— begin —
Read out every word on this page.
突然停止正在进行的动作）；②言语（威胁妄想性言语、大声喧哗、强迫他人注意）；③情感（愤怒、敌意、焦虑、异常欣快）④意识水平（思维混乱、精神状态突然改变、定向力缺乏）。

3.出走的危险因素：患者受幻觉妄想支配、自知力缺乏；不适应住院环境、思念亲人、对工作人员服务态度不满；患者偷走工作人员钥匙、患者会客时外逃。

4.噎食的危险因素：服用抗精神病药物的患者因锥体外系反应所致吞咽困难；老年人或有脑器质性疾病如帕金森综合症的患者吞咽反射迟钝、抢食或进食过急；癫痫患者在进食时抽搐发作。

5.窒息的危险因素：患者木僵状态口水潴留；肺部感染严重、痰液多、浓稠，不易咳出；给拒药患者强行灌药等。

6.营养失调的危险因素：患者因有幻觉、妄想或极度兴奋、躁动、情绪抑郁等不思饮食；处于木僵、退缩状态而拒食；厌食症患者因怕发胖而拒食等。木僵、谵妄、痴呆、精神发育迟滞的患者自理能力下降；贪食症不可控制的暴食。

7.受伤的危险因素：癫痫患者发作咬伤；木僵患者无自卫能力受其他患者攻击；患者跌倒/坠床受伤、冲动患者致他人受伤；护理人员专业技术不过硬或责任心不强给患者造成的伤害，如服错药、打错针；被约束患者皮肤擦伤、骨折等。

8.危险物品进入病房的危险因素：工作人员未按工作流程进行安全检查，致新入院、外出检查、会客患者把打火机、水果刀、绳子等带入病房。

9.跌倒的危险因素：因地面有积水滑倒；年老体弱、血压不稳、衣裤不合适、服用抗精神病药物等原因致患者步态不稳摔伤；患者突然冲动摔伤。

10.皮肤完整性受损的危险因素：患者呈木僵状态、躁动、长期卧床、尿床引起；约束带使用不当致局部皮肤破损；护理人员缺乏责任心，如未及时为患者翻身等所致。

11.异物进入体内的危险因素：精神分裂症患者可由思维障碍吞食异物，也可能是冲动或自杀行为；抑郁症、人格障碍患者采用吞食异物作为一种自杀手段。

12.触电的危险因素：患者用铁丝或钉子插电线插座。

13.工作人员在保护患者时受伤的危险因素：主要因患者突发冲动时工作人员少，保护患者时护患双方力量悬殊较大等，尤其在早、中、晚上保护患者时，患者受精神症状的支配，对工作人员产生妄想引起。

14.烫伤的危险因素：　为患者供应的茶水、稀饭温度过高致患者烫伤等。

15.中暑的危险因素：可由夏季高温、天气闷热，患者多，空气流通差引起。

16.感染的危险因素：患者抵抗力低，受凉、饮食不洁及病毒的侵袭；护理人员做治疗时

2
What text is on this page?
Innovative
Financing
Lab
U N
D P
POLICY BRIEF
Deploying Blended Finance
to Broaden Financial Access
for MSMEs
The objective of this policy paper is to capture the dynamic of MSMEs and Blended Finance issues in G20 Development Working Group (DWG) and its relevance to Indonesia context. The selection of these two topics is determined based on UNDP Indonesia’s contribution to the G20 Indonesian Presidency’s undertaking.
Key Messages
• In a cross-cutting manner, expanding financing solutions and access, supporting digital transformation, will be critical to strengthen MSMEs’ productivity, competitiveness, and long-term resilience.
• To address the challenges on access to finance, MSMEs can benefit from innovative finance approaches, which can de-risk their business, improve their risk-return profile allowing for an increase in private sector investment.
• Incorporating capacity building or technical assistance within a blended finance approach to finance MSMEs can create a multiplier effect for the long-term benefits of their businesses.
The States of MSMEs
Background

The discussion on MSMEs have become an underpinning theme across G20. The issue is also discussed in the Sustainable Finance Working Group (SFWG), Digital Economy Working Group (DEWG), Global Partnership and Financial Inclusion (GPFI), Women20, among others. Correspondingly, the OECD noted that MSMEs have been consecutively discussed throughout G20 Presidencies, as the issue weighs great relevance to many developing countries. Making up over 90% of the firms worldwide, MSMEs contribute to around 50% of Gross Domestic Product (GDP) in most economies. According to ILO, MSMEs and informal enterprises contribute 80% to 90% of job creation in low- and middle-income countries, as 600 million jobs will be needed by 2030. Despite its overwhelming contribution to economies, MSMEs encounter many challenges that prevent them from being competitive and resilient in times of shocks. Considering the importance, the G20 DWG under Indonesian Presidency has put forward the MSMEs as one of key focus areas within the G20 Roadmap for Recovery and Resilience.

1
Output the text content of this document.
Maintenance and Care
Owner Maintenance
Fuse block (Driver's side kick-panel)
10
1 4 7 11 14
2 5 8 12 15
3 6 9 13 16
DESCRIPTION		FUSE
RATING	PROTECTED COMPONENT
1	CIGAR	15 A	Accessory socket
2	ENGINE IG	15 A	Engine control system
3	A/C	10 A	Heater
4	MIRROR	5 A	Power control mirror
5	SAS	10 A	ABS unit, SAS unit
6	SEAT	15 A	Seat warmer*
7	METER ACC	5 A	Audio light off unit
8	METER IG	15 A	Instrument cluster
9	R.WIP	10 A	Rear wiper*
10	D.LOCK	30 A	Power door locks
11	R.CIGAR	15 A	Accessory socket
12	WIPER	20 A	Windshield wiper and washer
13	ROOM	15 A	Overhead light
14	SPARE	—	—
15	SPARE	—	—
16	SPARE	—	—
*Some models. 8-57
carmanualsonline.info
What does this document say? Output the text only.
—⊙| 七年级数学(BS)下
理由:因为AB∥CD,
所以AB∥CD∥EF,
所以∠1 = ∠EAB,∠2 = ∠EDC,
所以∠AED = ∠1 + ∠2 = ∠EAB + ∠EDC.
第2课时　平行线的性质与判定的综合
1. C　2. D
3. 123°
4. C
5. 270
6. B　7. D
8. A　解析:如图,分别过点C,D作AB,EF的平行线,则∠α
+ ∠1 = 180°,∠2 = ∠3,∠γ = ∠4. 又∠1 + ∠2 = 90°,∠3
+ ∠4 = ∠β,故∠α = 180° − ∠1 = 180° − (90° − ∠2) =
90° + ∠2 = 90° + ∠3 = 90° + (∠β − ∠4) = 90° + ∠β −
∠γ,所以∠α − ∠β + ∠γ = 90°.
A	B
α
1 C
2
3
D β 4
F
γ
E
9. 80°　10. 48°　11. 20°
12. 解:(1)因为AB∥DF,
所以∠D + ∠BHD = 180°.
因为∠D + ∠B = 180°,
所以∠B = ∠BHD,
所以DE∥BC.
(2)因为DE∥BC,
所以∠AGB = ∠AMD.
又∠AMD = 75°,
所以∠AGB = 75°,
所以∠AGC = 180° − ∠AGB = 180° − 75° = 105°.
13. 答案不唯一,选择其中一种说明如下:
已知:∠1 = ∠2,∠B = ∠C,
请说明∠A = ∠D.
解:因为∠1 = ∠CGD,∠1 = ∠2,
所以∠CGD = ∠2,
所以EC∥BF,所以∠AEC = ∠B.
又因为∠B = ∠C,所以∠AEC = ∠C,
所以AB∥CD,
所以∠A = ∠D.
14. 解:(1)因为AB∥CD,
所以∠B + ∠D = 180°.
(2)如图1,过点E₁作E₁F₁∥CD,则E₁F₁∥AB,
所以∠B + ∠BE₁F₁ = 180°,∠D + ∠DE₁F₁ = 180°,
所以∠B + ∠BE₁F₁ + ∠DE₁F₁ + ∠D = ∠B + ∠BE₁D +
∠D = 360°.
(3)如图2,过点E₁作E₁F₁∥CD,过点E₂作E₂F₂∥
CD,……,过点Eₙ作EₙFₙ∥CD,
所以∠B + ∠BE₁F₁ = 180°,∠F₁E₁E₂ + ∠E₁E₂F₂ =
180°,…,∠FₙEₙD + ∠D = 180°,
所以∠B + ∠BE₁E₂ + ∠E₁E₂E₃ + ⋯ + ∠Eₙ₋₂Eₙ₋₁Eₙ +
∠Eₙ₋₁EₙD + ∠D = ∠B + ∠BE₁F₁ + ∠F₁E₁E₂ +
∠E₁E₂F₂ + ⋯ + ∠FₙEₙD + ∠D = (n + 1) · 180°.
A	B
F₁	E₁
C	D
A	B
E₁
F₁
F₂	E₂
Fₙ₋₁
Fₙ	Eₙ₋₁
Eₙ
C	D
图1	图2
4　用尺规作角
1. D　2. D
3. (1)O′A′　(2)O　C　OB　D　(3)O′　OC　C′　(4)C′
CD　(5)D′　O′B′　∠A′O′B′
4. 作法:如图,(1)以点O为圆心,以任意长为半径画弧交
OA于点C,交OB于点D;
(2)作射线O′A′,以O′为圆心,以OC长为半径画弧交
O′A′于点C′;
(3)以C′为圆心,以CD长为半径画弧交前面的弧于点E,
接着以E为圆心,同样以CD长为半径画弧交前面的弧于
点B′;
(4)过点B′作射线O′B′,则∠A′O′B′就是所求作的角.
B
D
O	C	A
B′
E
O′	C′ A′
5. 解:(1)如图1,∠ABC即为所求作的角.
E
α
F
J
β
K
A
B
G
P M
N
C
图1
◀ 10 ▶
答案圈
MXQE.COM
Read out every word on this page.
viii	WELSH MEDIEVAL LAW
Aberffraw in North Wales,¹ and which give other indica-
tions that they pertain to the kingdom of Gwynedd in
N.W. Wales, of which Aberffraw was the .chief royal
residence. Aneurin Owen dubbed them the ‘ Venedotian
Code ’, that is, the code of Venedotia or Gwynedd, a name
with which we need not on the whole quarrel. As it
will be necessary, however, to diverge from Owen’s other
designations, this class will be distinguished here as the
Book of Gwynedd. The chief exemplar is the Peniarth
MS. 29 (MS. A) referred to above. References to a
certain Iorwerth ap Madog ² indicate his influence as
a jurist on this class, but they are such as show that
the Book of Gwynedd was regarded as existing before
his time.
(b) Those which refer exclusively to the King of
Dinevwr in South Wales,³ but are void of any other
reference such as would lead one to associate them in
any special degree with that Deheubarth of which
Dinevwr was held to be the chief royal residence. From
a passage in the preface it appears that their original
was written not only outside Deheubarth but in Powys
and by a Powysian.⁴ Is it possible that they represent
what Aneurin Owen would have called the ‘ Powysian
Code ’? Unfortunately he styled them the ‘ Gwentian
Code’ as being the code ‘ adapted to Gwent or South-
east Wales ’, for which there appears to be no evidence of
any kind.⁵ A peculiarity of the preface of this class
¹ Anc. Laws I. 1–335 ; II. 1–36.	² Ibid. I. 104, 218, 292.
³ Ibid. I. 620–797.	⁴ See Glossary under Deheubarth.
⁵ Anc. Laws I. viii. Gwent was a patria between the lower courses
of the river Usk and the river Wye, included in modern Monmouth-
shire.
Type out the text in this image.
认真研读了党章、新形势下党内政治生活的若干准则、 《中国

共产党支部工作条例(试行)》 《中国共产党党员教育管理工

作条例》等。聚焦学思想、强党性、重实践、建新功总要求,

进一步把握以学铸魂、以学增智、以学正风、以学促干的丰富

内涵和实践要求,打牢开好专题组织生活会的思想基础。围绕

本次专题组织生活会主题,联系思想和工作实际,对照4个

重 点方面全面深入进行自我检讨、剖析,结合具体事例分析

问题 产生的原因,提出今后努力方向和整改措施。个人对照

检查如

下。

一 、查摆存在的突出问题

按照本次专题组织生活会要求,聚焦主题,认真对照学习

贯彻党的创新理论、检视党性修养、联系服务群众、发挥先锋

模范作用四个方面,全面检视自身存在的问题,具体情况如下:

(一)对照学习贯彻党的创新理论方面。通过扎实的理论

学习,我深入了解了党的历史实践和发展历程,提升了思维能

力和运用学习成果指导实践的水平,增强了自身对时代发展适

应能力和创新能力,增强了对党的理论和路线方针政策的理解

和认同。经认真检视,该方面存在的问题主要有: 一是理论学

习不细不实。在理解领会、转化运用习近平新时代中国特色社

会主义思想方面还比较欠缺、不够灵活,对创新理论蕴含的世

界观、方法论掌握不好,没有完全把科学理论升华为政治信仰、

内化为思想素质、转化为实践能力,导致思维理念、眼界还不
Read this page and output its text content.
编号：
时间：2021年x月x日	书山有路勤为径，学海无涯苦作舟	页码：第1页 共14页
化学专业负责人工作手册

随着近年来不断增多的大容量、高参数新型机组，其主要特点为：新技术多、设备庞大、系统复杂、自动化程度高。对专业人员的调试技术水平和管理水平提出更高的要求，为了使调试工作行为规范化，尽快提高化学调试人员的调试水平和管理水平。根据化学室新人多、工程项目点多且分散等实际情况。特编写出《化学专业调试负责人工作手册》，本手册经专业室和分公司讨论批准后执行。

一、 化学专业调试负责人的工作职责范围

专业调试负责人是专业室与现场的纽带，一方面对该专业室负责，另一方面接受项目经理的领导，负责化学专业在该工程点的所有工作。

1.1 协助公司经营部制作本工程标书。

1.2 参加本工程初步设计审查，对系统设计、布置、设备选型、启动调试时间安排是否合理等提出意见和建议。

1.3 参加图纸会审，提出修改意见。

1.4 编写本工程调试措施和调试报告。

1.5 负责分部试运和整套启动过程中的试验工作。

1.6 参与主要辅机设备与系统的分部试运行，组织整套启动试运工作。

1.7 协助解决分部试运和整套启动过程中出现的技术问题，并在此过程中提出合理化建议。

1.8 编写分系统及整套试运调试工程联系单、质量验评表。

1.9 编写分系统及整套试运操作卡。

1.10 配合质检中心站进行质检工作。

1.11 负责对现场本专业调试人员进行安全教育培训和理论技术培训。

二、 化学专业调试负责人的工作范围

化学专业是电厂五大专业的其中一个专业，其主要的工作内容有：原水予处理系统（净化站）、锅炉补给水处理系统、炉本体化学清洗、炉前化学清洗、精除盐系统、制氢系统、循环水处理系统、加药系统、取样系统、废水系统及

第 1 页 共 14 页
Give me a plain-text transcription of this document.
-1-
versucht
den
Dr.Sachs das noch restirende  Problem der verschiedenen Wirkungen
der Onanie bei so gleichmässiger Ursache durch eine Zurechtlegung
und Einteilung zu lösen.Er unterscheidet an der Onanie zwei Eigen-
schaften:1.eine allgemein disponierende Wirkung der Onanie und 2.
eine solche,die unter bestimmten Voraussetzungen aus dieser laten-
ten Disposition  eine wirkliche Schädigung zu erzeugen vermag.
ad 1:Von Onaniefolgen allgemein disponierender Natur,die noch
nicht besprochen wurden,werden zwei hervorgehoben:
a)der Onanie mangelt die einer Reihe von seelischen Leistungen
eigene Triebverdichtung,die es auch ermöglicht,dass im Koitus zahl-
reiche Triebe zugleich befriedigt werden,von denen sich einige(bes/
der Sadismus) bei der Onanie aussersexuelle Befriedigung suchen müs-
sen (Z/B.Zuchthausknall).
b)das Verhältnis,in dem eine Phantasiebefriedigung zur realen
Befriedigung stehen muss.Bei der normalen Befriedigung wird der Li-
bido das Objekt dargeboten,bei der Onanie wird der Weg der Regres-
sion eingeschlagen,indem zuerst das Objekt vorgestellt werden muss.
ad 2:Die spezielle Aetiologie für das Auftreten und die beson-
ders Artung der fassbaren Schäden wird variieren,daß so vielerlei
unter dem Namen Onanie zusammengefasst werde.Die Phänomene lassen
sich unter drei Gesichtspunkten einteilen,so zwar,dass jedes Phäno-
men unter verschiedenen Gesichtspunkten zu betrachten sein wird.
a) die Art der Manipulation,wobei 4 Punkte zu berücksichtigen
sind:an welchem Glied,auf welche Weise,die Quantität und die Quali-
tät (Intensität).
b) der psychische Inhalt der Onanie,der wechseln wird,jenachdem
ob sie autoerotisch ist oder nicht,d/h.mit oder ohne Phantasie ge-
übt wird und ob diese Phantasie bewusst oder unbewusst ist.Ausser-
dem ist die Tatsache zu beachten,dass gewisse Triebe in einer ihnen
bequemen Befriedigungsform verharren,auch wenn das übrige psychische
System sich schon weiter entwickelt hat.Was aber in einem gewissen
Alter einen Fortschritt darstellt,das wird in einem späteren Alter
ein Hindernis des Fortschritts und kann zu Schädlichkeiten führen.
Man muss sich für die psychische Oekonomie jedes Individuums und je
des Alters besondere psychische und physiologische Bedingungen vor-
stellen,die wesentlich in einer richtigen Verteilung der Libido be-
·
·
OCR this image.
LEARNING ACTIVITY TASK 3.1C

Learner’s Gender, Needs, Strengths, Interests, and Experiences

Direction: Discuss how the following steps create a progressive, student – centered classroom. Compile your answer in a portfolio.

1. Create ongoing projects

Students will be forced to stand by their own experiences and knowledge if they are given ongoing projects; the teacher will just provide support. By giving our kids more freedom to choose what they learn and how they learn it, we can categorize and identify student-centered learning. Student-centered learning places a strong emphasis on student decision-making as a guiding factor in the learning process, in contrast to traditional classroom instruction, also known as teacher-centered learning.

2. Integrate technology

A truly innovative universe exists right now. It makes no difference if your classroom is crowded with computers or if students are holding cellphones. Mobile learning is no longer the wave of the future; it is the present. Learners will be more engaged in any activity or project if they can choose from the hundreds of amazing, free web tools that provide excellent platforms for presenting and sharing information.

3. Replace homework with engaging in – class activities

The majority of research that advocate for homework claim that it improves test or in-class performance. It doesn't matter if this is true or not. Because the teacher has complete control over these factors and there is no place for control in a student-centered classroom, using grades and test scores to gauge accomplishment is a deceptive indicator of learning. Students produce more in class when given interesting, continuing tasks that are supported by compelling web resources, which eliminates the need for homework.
— end —
◆ Problem to solve: Point out every line holding the string "unit" and copy it.

◆ Result of the exercise:
5	SAS	10 A	ABS unit, SAS unit
7	METER ACC	5 A	Audio light off unit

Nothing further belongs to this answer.